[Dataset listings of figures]
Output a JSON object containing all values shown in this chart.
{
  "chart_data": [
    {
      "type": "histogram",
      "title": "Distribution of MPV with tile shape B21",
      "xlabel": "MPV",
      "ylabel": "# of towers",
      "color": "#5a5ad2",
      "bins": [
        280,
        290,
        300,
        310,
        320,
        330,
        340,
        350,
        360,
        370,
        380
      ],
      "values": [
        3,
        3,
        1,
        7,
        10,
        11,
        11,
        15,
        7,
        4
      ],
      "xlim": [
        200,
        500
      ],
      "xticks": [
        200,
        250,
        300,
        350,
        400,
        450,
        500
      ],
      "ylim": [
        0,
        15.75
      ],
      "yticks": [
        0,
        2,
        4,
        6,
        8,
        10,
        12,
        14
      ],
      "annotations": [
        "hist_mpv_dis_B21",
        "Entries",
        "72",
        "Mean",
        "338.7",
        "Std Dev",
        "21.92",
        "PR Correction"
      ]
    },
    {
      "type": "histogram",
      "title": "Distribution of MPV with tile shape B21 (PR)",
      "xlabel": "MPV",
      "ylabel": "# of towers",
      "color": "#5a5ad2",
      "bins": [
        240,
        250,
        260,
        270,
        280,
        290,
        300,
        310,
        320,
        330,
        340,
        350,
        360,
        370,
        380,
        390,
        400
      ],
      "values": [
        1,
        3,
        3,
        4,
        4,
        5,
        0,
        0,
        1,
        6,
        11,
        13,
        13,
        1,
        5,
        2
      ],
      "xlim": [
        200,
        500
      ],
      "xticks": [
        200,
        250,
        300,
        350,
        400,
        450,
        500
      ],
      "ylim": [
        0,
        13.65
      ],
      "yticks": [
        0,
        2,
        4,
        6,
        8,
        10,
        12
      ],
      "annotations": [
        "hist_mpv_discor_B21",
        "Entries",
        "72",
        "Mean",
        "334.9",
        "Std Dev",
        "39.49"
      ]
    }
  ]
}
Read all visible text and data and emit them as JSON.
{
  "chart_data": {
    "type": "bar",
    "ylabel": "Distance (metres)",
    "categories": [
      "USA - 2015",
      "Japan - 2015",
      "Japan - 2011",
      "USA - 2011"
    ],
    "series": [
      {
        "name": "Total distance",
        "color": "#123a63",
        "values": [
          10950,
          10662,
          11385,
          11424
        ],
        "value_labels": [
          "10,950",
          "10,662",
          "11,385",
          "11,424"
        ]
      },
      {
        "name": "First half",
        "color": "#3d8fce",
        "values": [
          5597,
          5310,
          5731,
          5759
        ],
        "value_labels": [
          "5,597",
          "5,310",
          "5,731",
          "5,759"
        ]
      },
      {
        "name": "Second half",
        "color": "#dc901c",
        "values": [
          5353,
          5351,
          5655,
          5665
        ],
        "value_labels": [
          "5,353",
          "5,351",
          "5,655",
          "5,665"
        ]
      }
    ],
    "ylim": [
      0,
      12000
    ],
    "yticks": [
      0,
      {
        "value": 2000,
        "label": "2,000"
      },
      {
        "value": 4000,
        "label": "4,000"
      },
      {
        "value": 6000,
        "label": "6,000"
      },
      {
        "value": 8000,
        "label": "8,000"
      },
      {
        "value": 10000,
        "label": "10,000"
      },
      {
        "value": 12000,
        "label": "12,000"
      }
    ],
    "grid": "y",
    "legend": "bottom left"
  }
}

» **GIVEN TASK**: Say how many lines of the listing above contain "JSON", with no other words.

» **ANSWER TO THIS EXERCISE**: 2